INSTRUCTIONS FOR THE TASK: Please rename every "y-tick-label" in the records below to "vertical-tick-label" and leave all other text unchanged.

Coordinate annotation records
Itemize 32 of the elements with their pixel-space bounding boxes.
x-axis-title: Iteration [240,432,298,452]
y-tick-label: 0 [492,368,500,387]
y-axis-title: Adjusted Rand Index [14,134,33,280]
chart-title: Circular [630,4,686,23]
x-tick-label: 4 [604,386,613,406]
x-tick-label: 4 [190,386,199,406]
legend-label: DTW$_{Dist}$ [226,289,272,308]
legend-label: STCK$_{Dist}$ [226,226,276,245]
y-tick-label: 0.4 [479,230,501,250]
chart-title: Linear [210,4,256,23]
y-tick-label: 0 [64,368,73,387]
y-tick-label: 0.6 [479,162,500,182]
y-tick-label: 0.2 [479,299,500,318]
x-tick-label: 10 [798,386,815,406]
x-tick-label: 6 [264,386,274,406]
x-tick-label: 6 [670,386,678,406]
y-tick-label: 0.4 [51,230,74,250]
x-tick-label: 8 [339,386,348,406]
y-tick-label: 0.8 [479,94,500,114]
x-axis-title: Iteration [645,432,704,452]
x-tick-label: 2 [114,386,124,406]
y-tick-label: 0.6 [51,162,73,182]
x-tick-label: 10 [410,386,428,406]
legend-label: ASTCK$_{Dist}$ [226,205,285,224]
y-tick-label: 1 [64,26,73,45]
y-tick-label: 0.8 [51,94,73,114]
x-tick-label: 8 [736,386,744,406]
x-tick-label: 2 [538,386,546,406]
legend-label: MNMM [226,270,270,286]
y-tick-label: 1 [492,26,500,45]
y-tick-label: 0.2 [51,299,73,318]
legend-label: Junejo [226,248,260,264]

ANSWER:
Itemize 32 of the elements with their pixel-space bounding boxes.
x-axis-title: Iteration [240,432,298,452]
vertical-tick-label: 0 [492,368,500,387]
y-axis-title: Adjusted Rand Index [14,134,33,280]
chart-title: Circular [630,4,686,23]
x-tick-label: 4 [604,386,613,406]
x-tick-label: 4 [190,386,199,406]
legend-label: DTW$_{Dist}$ [226,289,272,308]
legend-label: STCK$_{Dist}$ [226,226,276,245]
vertical-tick-label: 0.4 [479,230,501,250]
chart-title: Linear [210,4,256,23]
vertical-tick-label: 0 [64,368,73,387]
vertical-tick-label: 0.6 [479,162,500,182]
vertical-tick-label: 0.2 [479,299,500,318]
x-tick-label: 10 [798,386,815,406]
x-tick-label: 6 [264,386,274,406]
x-tick-label: 6 [670,386,678,406]
vertical-tick-label: 0.4 [51,230,74,250]
x-tick-label: 8 [339,386,348,406]
vertical-tick-label: 0.8 [479,94,500,114]
x-axis-title: Iteration [645,432,704,452]
x-tick-label: 2 [114,386,124,406]
vertical-tick-label: 0.6 [51,162,73,182]
x-tick-label: 10 [410,386,428,406]
legend-label: ASTCK$_{Dist}$ [226,205,285,224]
vertical-tick-label: 1 [64,26,73,45]
vertical-tick-label: 0.8 [51,94,73,114]
x-tick-label: 8 [736,386,744,406]
x-tick-label: 2 [538,386,546,406]
legend-label: MNMM [226,270,270,286]
vertical-tick-label: 1 [492,26,500,45]
vertical-tick-label: 0.2 [51,299,73,318]
legend-label: Junejo [226,248,260,264]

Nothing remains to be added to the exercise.